-- start Provided material --

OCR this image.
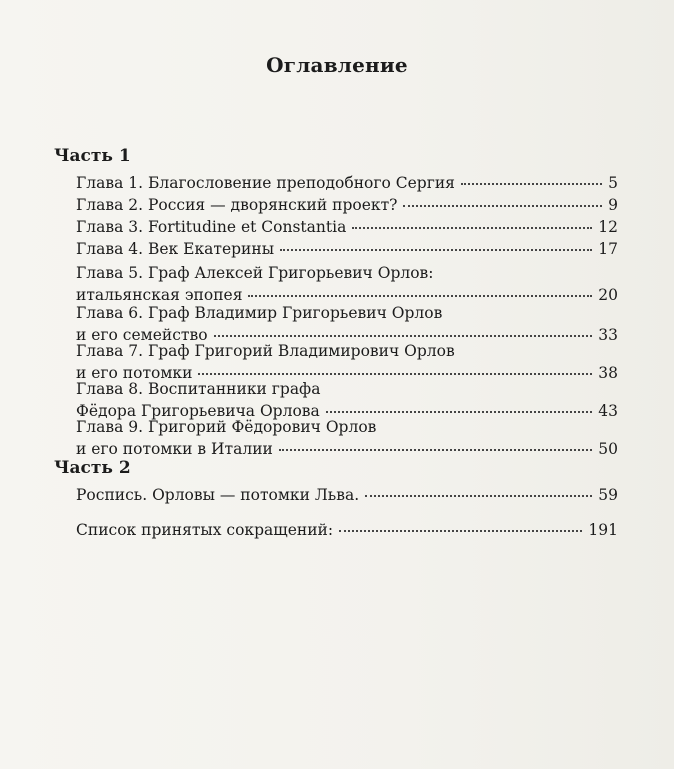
Оглавление
Часть 1
Глава 1. Благословение преподобного Сергия	5
Глава 2. Россия — дворянский проект?	9
Глава 3. Fortitudine et Constantia	12
Глава 4. Век Екатерины	17
Глава 5. Граф Алексей Григорьевич Орлов:
итальянская эпопея	20
Глава 6. Граф Владимир Григорьевич Орлов
и его семейство	33
Глава 7. Граф Григорий Владимирович Орлов
и его потомки	38
Глава 8. Воспитанники графа
Фёдора Григорьевича Орлова	43
Глава 9. Григорий Фёдорович Орлов
и его потомки в Италии	50
Часть 2
Роспись. Орловы — потомки Льва.	59
Список принятых сокращений:	191
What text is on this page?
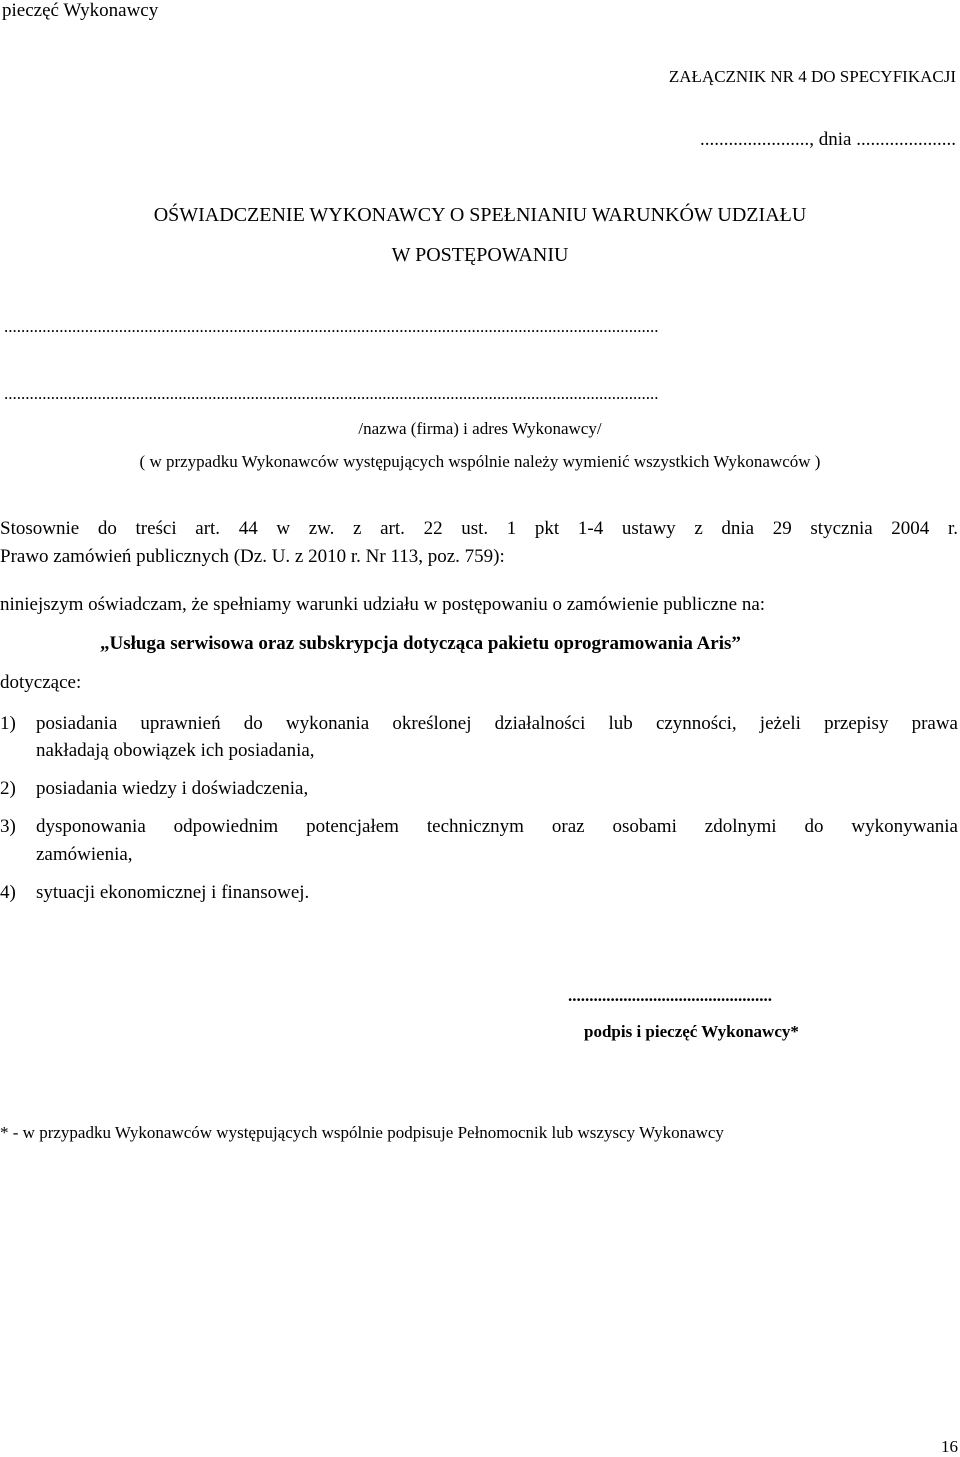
pieczęć Wykonawcy
ZAŁĄCZNIK NR 4 DO SPECYFIKACJI
......................., dnia .....................
OŚWIADCZENIE WYKONAWCY O SPEŁNIANIU WARUNKÓW UDZIAŁU
W POSTĘPOWANIU
..........................................................................................................................................................
..........................................................................................................................................................
/nazwa (firma) i adres Wykonawcy/
( w przypadku Wykonawców występujących wspólnie należy wymienić wszystkich Wykonawców )
Stosownie do treści art. 44 w zw. z art. 22 ust. 1 pkt 1-4 ustawy z dnia 29 stycznia 2004 r.
Prawo zamówień publicznych (Dz. U. z 2010 r. Nr 113, poz. 759):
niniejszym oświadczam, że spełniamy warunki udziału w postępowaniu o zamówienie publiczne na:
„Usługa serwisowa oraz subskrypcja dotycząca pakietu oprogramowania Aris”
dotyczące:
1) posiadania uprawnień do wykonania określonej działalności lub czynności, jeżeli przepisy prawa
nakładają obowiązek ich posiadania,
2) posiadania wiedzy i doświadczenia,
3) dysponowania odpowiednim potencjałem technicznym oraz osobami zdolnymi do wykonywania
zamówienia,
4) sytuacji ekonomicznej i finansowej.
................................................
podpis i pieczęć Wykonawcy*
* - w przypadku Wykonawców występujących wspólnie podpisuje Pełnomocnik lub wszyscy Wykonawcy
16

-- end Provided material --

■ What is expected: Write the entries above out in full, exactly, with no images.

■ Written answer:
OCR this image.
Оглавление
Часть 1
Глава 1. Благословение преподобного Сергия	5
Глава 2. Россия — дворянский проект?	9
Глава 3. Fortitudine et Constantia	12
Глава 4. Век Екатерины	17
Глава 5. Граф Алексей Григорьевич Орлов:
итальянская эпопея	20
Глава 6. Граф Владимир Григорьевич Орлов
и его семейство	33
Глава 7. Граф Григорий Владимирович Орлов
и его потомки	38
Глава 8. Воспитанники графа
Фёдора Григорьевича Орлова	43
Глава 9. Григорий Фёдорович Орлов
и его потомки в Италии	50
Часть 2
Роспись. Орловы — потомки Льва.	59
Список принятых сокращений:	191
What text is on this page?
pieczęć Wykonawcy
ZAŁĄCZNIK NR 4 DO SPECYFIKACJI
......................., dnia .....................
OŚWIADCZENIE WYKONAWCY O SPEŁNIANIU WARUNKÓW UDZIAŁU
W POSTĘPOWANIU
..........................................................................................................................................................
..........................................................................................................................................................
/nazwa (firma) i adres Wykonawcy/
( w przypadku Wykonawców występujących wspólnie należy wymienić wszystkich Wykonawców )
Stosownie do treści art. 44 w zw. z art. 22 ust. 1 pkt 1-4 ustawy z dnia 29 stycznia 2004 r.
Prawo zamówień publicznych (Dz. U. z 2010 r. Nr 113, poz. 759):
niniejszym oświadczam, że spełniamy warunki udziału w postępowaniu o zamówienie publiczne na:
„Usługa serwisowa oraz subskrypcja dotycząca pakietu oprogramowania Aris”
dotyczące:
1) posiadania uprawnień do wykonania określonej działalności lub czynności, jeżeli przepisy prawa
nakładają obowiązek ich posiadania,
2) posiadania wiedzy i doświadczenia,
3) dysponowania odpowiednim potencjałem technicznym oraz osobami zdolnymi do wykonywania
zamówienia,
4) sytuacji ekonomicznej i finansowej.
................................................
podpis i pieczęć Wykonawcy*
* - w przypadku Wykonawców występujących wspólnie podpisuje Pełnomocnik lub wszyscy Wykonawcy
16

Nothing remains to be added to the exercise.